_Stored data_
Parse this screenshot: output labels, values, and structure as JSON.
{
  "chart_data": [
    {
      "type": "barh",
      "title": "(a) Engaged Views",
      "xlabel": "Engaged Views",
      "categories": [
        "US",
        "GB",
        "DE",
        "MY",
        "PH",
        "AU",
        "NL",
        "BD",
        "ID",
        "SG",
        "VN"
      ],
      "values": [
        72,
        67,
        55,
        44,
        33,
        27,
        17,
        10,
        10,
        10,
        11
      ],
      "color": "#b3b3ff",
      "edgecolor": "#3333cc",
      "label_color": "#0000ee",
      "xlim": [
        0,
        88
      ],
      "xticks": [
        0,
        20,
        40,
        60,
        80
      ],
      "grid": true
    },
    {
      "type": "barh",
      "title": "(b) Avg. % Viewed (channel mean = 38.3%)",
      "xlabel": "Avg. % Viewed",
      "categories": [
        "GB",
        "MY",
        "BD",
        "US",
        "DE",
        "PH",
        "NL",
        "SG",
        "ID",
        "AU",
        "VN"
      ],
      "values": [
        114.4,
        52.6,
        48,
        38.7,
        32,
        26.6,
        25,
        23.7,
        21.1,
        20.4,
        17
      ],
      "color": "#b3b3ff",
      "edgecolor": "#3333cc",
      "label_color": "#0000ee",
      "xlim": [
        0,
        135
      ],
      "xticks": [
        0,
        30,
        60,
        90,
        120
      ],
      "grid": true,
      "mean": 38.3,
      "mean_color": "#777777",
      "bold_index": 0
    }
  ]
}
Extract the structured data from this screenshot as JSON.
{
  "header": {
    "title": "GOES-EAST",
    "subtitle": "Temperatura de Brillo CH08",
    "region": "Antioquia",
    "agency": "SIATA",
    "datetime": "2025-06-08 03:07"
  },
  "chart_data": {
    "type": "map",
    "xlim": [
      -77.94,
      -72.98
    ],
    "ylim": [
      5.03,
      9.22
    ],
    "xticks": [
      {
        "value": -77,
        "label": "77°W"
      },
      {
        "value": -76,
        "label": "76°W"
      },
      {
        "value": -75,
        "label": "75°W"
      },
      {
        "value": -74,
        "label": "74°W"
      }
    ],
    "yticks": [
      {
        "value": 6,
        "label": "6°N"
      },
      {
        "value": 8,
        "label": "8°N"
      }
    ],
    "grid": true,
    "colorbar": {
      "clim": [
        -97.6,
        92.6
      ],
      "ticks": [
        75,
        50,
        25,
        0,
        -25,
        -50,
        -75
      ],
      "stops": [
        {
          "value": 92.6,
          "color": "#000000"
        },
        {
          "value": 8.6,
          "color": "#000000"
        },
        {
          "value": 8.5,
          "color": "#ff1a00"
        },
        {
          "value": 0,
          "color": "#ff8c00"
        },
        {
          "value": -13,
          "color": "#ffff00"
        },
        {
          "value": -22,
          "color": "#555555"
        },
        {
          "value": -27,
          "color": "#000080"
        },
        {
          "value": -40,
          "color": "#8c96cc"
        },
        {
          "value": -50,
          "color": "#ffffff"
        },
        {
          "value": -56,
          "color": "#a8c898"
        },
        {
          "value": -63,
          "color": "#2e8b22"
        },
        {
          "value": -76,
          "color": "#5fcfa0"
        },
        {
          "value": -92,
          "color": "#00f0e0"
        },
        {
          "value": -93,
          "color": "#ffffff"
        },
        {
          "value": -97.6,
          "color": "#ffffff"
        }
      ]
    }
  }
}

_Given task_
Copy, from the material, each line that holds the string "this".

_Output below_
Parse this screenshot: output labels, values, and structure as JSON.
Extract the structured data from this screenshot as JSON.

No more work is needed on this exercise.